■ Exercise directions ■
The records below are to be set down word for word, with every picture left out.

■ Data ■
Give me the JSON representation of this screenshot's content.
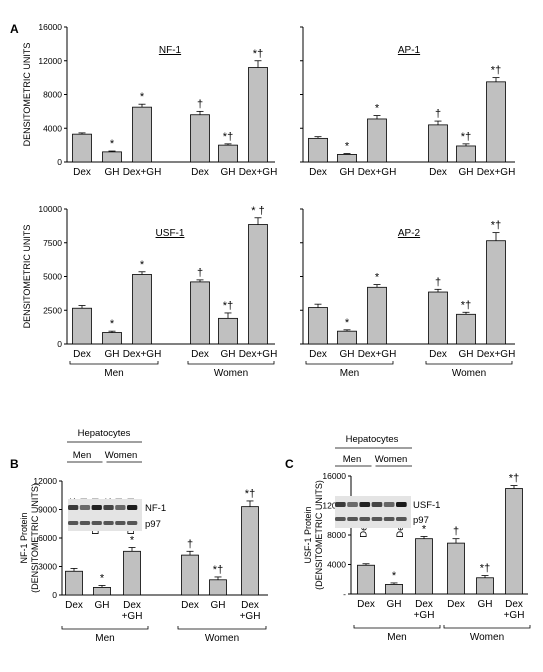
{
  "figure": {
    "panel_labels": [
      "A",
      "B",
      "C"
    ],
    "y_label_A": "DENSITOMETRIC UNITS",
    "group_men": "Men",
    "group_women": "Women"
  },
  "chart_data": [
    {
      "id": "nf1_a",
      "type": "bar",
      "title": "NF-1",
      "ylabel": "DENSITOMETRIC UNITS",
      "ylim": [
        0,
        16000
      ],
      "yticks": [
        "0",
        "4000",
        "8000",
        "12000",
        "16000"
      ],
      "categories": [
        "Dex",
        "GH",
        "Dex+GH",
        "Dex",
        "GH",
        "Dex+GH"
      ],
      "values": [
        3300,
        1200,
        6500,
        5600,
        2000,
        11200
      ],
      "errors": [
        150,
        100,
        350,
        400,
        150,
        800
      ],
      "marks": [
        "",
        "*",
        "*",
        "†",
        "*†",
        "*†"
      ],
      "bar_color": "#c0c0c0"
    },
    {
      "id": "ap1_a",
      "type": "bar",
      "title": "AP-1",
      "ylim": [
        0,
        16000
      ],
      "categories": [
        "Dex",
        "GH",
        "Dex+GH",
        "Dex",
        "GH",
        "Dex+GH"
      ],
      "values": [
        2800,
        900,
        5100,
        4400,
        1900,
        9500
      ],
      "errors": [
        200,
        100,
        400,
        450,
        250,
        500
      ],
      "marks": [
        "",
        "*",
        "*",
        "†",
        "*†",
        "*†"
      ],
      "bar_color": "#c0c0c0"
    },
    {
      "id": "usf1_a",
      "type": "bar",
      "title": "USF-1",
      "ylabel": "DENSITOMETRIC UNITS",
      "ylim": [
        0,
        10000
      ],
      "yticks": [
        "0",
        "2500",
        "5000",
        "7500",
        "10000"
      ],
      "categories": [
        "Dex",
        "GH",
        "Dex+GH",
        "Dex",
        "GH",
        "Dex+GH"
      ],
      "values": [
        2650,
        850,
        5150,
        4600,
        1900,
        8850
      ],
      "errors": [
        200,
        100,
        200,
        150,
        400,
        500
      ],
      "marks": [
        "",
        "*",
        "*",
        "†",
        "*†",
        "* †"
      ],
      "bar_color": "#c0c0c0"
    },
    {
      "id": "ap2_a",
      "type": "bar",
      "title": "AP-2",
      "ylim": [
        0,
        10000
      ],
      "categories": [
        "Dex",
        "GH",
        "Dex+GH",
        "Dex",
        "GH",
        "Dex+GH"
      ],
      "values": [
        2700,
        950,
        4200,
        3850,
        2200,
        7650
      ],
      "errors": [
        250,
        100,
        200,
        200,
        150,
        600
      ],
      "marks": [
        "",
        "*",
        "*",
        "†",
        "*†",
        "*†"
      ],
      "bar_color": "#c0c0c0"
    },
    {
      "id": "nf1_b",
      "type": "bar",
      "ylabel": "NF-1 Protein (DENSITOMETRIC UNITS)",
      "ylim": [
        0,
        12000
      ],
      "yticks": [
        "0",
        "3000",
        "6000",
        "9000",
        "12000"
      ],
      "categories": [
        "Dex",
        "GH",
        "Dex +GH",
        "Dex",
        "GH",
        "Dex +GH"
      ],
      "values": [
        2500,
        800,
        4600,
        4200,
        1600,
        9300
      ],
      "errors": [
        300,
        200,
        400,
        400,
        300,
        600
      ],
      "marks": [
        "",
        "*",
        "*",
        "†",
        "*†",
        "*†"
      ],
      "blot": {
        "header": "Hepatocytes",
        "lanes": [
          "Dex",
          "GH",
          "Dex+GH",
          "Dex",
          "GH",
          "Dex+GH"
        ],
        "bands": [
          "NF-1",
          "p97"
        ]
      },
      "bar_color": "#c0c0c0"
    },
    {
      "id": "usf1_c",
      "type": "bar",
      "ylabel": "USF-1 Protein (DENSITOMETRIC UNITS)",
      "ylim": [
        0,
        16000
      ],
      "yticks": [
        "-",
        "4000",
        "8000",
        "12000",
        "16000"
      ],
      "categories": [
        "Dex",
        "GH",
        "Dex +GH",
        "Dex",
        "GH",
        "Dex +GH"
      ],
      "values": [
        3900,
        1300,
        7500,
        6900,
        2200,
        14300
      ],
      "errors": [
        200,
        200,
        300,
        600,
        300,
        400
      ],
      "marks": [
        "",
        "*",
        "*",
        "†",
        "*†",
        "*†"
      ],
      "blot": {
        "header": "Hepatocytes",
        "lanes": [
          "Dex",
          "GH",
          "Dex+GH",
          "Dex",
          "GH",
          "Dex+GH"
        ],
        "bands": [
          "USF-1",
          "p97"
        ]
      },
      "bar_color": "#c0c0c0"
    }
  ]
}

■ Expected answer ■
Give me the JSON representation of this screenshot's content.
{
  "figure": {
    "panel_labels": [
      "A",
      "B",
      "C"
    ],
    "y_label_A": "DENSITOMETRIC UNITS",
    "group_men": "Men",
    "group_women": "Women"
  },
  "chart_data": [
    {
      "id": "nf1_a",
      "type": "bar",
      "title": "NF-1",
      "ylabel": "DENSITOMETRIC UNITS",
      "ylim": [
        0,
        16000
      ],
      "yticks": [
        "0",
        "4000",
        "8000",
        "12000",
        "16000"
      ],
      "categories": [
        "Dex",
        "GH",
        "Dex+GH",
        "Dex",
        "GH",
        "Dex+GH"
      ],
      "values": [
        3300,
        1200,
        6500,
        5600,
        2000,
        11200
      ],
      "errors": [
        150,
        100,
        350,
        400,
        150,
        800
      ],
      "marks": [
        "",
        "*",
        "*",
        "†",
        "*†",
        "*†"
      ],
      "bar_color": "#c0c0c0"
    },
    {
      "id": "ap1_a",
      "type": "bar",
      "title": "AP-1",
      "ylim": [
        0,
        16000
      ],
      "categories": [
        "Dex",
        "GH",
        "Dex+GH",
        "Dex",
        "GH",
        "Dex+GH"
      ],
      "values": [
        2800,
        900,
        5100,
        4400,
        1900,
        9500
      ],
      "errors": [
        200,
        100,
        400,
        450,
        250,
        500
      ],
      "marks": [
        "",
        "*",
        "*",
        "†",
        "*†",
        "*†"
      ],
      "bar_color": "#c0c0c0"
    },
    {
      "id": "usf1_a",
      "type": "bar",
      "title": "USF-1",
      "ylabel": "DENSITOMETRIC UNITS",
      "ylim": [
        0,
        10000
      ],
      "yticks": [
        "0",
        "2500",
        "5000",
        "7500",
        "10000"
      ],
      "categories": [
        "Dex",
        "GH",
        "Dex+GH",
        "Dex",
        "GH",
        "Dex+GH"
      ],
      "values": [
        2650,
        850,
        5150,
        4600,
        1900,
        8850
      ],
      "errors": [
        200,
        100,
        200,
        150,
        400,
        500
      ],
      "marks": [
        "",
        "*",
        "*",
        "†",
        "*†",
        "* †"
      ],
      "bar_color": "#c0c0c0"
    },
    {
      "id": "ap2_a",
      "type": "bar",
      "title": "AP-2",
      "ylim": [
        0,
        10000
      ],
      "categories": [
        "Dex",
        "GH",
        "Dex+GH",
        "Dex",
        "GH",
        "Dex+GH"
      ],
      "values": [
        2700,
        950,
        4200,
        3850,
        2200,
        7650
      ],
      "errors": [
        250,
        100,
        200,
        200,
        150,
        600
      ],
      "marks": [
        "",
        "*",
        "*",
        "†",
        "*†",
        "*†"
      ],
      "bar_color": "#c0c0c0"
    },
    {
      "id": "nf1_b",
      "type": "bar",
      "ylabel": "NF-1 Protein (DENSITOMETRIC UNITS)",
      "ylim": [
        0,
        12000
      ],
      "yticks": [
        "0",
        "3000",
        "6000",
        "9000",
        "12000"
      ],
      "categories": [
        "Dex",
        "GH",
        "Dex +GH",
        "Dex",
        "GH",
        "Dex +GH"
      ],
      "values": [
        2500,
        800,
        4600,
        4200,
        1600,
        9300
      ],
      "errors": [
        300,
        200,
        400,
        400,
        300,
        600
      ],
      "marks": [
        "",
        "*",
        "*",
        "†",
        "*†",
        "*†"
      ],
      "blot": {
        "header": "Hepatocytes",
        "lanes": [
          "Dex",
          "GH",
          "Dex+GH",
          "Dex",
          "GH",
          "Dex+GH"
        ],
        "bands": [
          "NF-1",
          "p97"
        ]
      },
      "bar_color": "#c0c0c0"
    },
    {
      "id": "usf1_c",
      "type": "bar",
      "ylabel": "USF-1 Protein (DENSITOMETRIC UNITS)",
      "ylim": [
        0,
        16000
      ],
      "yticks": [
        "-",
        "4000",
        "8000",
        "12000",
        "16000"
      ],
      "categories": [
        "Dex",
        "GH",
        "Dex +GH",
        "Dex",
        "GH",
        "Dex +GH"
      ],
      "values": [
        3900,
        1300,
        7500,
        6900,
        2200,
        14300
      ],
      "errors": [
        200,
        200,
        300,
        600,
        300,
        400
      ],
      "marks": [
        "",
        "*",
        "*",
        "†",
        "*†",
        "*†"
      ],
      "blot": {
        "header": "Hepatocytes",
        "lanes": [
          "Dex",
          "GH",
          "Dex+GH",
          "Dex",
          "GH",
          "Dex+GH"
        ],
        "bands": [
          "USF-1",
          "p97"
        ]
      },
      "bar_color": "#c0c0c0"
    }
  ]
}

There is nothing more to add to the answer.